**EXERCISE DETAILS:**
Find and return each line containing "prefix".

(Records from a data source)
--------------------

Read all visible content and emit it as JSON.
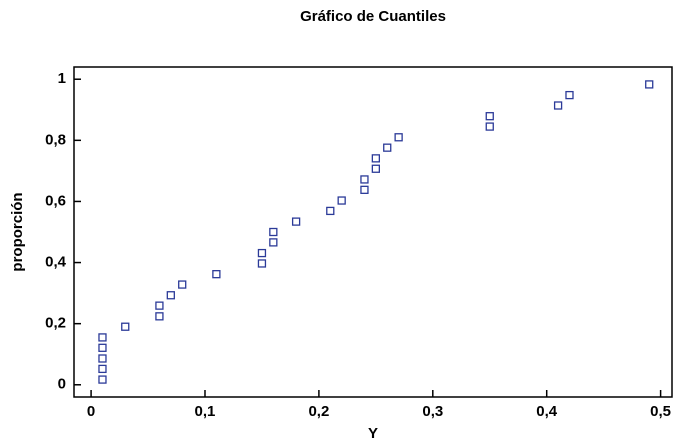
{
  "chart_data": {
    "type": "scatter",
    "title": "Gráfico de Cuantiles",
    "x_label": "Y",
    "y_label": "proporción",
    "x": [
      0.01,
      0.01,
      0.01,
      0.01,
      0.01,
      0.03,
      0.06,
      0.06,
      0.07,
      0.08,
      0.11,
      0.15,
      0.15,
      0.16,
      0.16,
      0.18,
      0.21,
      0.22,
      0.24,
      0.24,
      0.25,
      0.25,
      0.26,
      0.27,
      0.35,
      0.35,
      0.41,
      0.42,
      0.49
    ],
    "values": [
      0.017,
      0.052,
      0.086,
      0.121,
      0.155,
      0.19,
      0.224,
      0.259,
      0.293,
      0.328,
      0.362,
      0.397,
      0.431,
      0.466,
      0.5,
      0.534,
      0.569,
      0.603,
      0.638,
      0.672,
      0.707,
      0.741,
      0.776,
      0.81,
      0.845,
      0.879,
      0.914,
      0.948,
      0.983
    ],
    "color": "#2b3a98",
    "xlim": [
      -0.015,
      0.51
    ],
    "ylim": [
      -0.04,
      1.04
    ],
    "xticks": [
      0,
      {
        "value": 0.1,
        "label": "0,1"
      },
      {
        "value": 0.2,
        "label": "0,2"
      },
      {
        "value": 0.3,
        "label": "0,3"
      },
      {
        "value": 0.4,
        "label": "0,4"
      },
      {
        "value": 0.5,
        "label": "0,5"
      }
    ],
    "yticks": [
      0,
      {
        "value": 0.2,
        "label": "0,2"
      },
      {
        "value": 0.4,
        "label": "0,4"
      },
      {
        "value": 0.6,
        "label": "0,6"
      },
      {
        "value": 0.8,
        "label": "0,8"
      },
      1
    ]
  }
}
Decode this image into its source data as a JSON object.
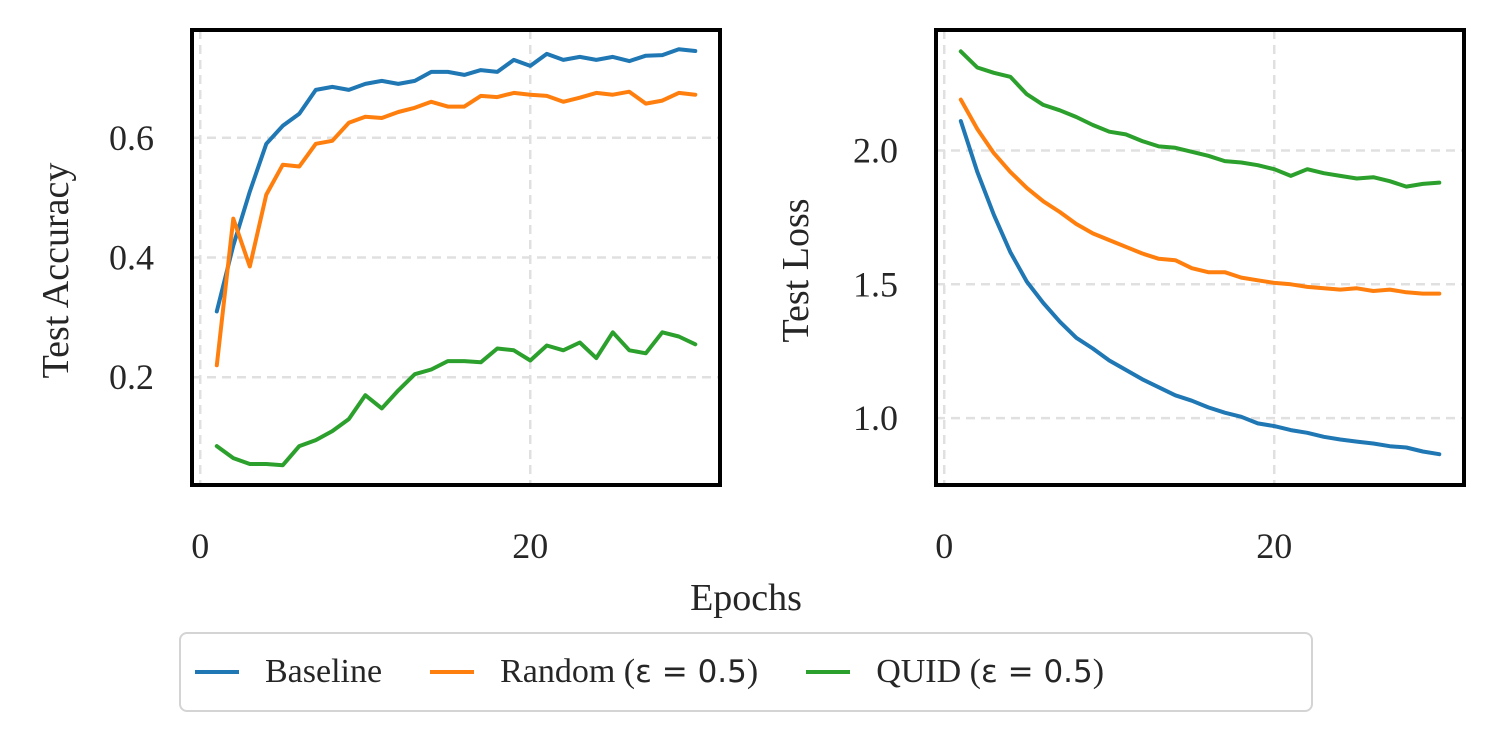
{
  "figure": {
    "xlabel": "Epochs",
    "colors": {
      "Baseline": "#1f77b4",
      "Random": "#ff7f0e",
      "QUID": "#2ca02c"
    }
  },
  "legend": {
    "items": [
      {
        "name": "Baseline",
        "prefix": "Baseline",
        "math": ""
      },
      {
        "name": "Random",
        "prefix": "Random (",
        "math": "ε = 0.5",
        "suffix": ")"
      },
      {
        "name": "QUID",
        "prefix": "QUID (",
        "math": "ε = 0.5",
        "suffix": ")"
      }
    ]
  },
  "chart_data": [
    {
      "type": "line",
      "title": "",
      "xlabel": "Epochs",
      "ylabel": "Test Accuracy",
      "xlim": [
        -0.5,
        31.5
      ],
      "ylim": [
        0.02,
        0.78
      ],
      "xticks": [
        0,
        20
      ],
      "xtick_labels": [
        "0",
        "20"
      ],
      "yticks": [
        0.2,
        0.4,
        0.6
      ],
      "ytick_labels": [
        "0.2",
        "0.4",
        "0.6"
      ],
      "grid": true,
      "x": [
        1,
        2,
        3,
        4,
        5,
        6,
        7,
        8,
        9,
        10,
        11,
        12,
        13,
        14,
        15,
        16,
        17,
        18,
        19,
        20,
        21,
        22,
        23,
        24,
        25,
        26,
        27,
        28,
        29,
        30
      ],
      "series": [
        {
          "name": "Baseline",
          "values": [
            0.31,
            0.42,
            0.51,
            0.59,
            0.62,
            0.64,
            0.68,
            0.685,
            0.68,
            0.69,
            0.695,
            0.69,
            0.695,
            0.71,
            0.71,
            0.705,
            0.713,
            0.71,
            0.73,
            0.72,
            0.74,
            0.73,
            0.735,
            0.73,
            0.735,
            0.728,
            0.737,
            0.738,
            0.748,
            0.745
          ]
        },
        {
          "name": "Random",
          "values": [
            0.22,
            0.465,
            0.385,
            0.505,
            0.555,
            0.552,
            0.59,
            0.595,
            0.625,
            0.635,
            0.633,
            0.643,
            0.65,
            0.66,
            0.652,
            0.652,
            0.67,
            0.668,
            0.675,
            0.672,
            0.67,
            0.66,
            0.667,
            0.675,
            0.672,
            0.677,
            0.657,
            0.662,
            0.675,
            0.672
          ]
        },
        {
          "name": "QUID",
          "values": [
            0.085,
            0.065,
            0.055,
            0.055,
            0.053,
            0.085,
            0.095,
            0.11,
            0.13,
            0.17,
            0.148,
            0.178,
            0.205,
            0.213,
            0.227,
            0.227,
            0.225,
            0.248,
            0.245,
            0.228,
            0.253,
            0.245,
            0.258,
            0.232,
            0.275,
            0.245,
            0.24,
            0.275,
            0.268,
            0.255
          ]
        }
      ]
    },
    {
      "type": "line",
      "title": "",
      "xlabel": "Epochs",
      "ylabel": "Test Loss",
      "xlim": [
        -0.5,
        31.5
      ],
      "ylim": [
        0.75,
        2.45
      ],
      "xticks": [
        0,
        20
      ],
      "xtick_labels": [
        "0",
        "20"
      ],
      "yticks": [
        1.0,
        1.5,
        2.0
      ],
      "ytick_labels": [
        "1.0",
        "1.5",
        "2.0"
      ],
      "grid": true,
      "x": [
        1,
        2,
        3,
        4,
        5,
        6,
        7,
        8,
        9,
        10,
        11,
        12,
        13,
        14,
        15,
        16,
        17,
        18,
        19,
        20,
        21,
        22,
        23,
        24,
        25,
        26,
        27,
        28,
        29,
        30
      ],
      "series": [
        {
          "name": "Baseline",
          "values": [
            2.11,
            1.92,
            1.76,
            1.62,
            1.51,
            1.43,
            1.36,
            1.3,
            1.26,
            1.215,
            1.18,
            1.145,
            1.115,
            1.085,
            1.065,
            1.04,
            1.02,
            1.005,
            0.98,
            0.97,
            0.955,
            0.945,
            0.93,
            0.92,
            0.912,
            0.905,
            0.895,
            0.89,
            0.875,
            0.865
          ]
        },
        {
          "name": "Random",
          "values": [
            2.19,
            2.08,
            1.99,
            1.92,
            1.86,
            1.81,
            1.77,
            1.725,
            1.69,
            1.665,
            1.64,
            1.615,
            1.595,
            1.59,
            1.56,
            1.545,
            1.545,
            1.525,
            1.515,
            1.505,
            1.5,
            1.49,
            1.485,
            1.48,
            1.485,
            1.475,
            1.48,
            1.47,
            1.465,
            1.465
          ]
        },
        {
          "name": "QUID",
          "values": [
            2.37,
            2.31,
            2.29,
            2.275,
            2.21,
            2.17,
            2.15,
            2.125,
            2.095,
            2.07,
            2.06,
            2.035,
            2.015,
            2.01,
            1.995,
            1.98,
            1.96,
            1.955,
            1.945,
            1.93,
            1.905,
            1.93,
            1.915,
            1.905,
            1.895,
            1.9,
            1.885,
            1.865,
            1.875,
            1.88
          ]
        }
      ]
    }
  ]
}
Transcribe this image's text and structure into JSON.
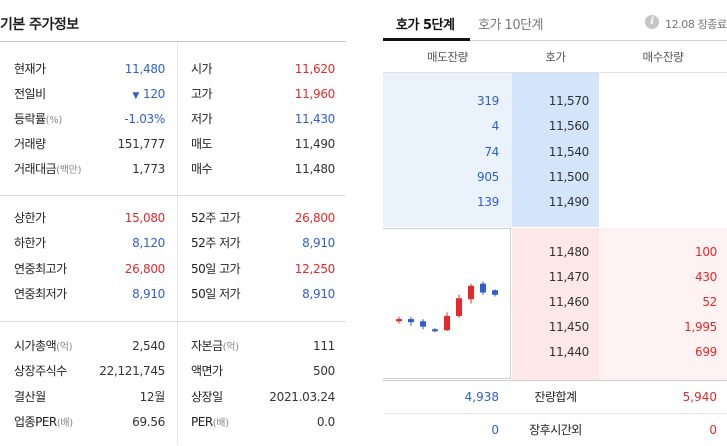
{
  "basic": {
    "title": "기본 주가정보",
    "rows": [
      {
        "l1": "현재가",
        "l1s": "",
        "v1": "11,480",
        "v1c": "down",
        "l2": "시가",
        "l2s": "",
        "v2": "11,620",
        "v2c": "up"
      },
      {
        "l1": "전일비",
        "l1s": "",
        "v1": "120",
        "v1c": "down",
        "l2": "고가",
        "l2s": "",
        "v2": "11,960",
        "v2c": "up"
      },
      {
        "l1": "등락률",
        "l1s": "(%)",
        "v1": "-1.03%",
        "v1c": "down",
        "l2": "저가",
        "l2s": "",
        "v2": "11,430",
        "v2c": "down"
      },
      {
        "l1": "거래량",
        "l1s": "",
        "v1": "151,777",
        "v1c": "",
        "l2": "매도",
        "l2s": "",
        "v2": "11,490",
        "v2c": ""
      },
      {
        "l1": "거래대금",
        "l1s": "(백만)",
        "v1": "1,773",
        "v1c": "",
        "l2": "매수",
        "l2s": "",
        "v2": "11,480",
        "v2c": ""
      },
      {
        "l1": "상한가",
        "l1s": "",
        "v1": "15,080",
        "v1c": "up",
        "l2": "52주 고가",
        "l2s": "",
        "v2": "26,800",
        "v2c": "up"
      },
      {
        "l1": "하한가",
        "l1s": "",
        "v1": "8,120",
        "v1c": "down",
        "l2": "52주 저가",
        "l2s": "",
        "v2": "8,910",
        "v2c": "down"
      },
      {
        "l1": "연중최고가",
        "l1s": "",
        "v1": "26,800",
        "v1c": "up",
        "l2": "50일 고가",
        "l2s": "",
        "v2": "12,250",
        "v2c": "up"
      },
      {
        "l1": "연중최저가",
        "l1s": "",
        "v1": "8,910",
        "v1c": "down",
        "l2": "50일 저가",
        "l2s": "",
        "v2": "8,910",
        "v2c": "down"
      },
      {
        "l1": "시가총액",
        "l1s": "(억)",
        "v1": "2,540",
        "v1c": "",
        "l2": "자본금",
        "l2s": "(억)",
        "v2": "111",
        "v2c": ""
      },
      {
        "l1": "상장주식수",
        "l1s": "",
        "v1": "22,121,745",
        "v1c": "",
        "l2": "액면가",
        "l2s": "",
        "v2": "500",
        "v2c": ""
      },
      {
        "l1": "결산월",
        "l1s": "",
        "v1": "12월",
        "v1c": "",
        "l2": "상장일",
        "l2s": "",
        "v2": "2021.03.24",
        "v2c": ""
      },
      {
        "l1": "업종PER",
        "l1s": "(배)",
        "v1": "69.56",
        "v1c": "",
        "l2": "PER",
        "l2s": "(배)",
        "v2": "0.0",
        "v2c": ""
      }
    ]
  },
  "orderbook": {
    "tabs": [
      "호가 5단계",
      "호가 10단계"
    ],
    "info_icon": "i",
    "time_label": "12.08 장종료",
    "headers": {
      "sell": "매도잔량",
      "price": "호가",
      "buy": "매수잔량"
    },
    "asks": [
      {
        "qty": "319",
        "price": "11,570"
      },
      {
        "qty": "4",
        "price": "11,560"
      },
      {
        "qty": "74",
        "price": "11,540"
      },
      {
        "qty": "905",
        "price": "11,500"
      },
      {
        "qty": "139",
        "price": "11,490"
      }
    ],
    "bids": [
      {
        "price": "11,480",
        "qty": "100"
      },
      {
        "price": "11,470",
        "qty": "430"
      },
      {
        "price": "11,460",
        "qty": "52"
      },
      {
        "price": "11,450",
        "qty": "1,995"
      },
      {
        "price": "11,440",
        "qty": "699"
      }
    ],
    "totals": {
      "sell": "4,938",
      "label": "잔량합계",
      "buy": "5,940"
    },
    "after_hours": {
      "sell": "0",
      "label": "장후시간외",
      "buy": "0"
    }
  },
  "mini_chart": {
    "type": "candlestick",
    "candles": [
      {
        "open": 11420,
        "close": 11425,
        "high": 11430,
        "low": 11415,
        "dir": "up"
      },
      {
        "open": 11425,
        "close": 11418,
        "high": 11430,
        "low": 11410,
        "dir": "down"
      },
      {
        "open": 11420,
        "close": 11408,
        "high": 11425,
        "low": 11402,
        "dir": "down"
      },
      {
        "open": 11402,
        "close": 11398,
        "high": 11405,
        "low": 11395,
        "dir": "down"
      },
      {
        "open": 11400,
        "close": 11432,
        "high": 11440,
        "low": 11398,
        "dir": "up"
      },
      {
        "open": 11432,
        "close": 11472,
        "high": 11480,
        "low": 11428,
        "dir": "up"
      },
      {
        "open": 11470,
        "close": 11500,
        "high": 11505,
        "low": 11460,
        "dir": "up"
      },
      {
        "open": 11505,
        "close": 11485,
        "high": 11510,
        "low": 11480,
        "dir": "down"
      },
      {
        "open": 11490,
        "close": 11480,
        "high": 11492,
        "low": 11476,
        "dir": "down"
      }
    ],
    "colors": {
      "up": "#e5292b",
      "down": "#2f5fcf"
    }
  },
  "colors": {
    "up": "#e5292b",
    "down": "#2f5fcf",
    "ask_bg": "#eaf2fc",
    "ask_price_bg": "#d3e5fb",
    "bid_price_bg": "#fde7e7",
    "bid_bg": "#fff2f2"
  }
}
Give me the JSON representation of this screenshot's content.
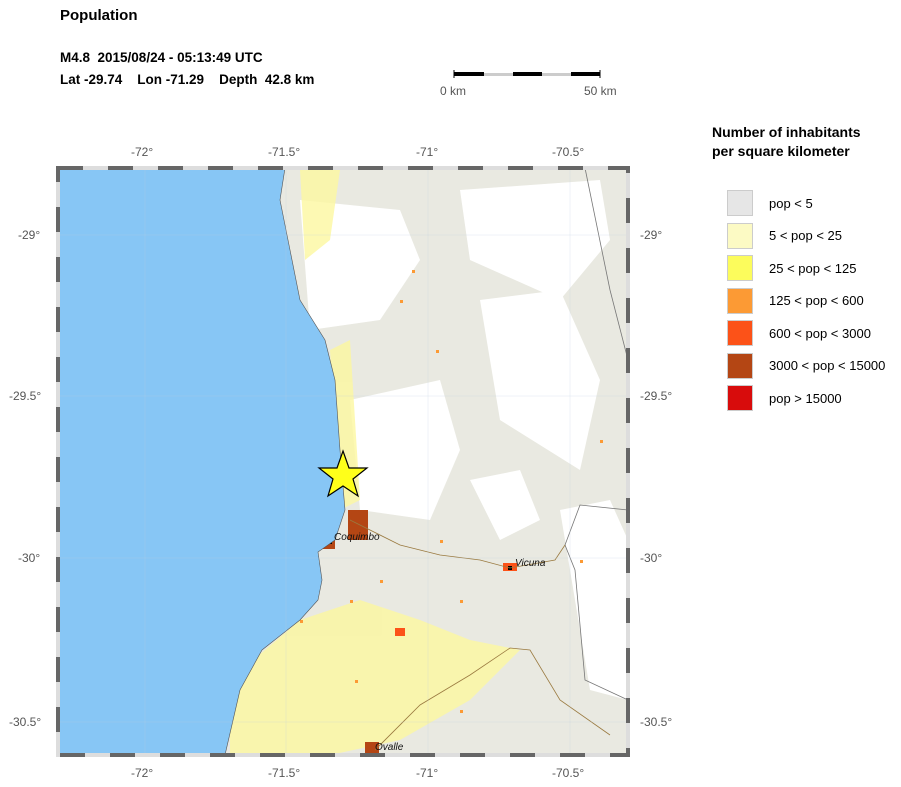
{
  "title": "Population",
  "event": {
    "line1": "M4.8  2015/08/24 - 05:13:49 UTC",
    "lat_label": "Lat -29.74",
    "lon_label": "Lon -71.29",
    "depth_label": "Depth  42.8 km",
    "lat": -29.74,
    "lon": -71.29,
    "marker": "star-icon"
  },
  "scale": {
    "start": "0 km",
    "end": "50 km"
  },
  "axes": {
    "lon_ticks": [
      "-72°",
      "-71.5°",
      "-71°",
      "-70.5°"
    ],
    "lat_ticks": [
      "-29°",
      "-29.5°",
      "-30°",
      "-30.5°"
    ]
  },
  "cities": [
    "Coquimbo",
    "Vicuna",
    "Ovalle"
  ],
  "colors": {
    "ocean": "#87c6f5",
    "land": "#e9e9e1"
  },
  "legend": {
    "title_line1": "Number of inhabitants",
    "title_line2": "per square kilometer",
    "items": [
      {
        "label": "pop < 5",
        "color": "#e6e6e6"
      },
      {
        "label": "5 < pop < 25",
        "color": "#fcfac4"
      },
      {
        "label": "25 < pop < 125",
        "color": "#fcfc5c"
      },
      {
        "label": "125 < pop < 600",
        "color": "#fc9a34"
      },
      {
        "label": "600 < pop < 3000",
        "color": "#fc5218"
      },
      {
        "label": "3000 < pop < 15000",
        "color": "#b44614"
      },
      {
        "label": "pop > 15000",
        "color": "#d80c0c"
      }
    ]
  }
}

--------------------

**WRITTEN SOLUTION:**
        "prefix": "Baseline",
        "prefix": "Random (",
        "prefix": "QUID (",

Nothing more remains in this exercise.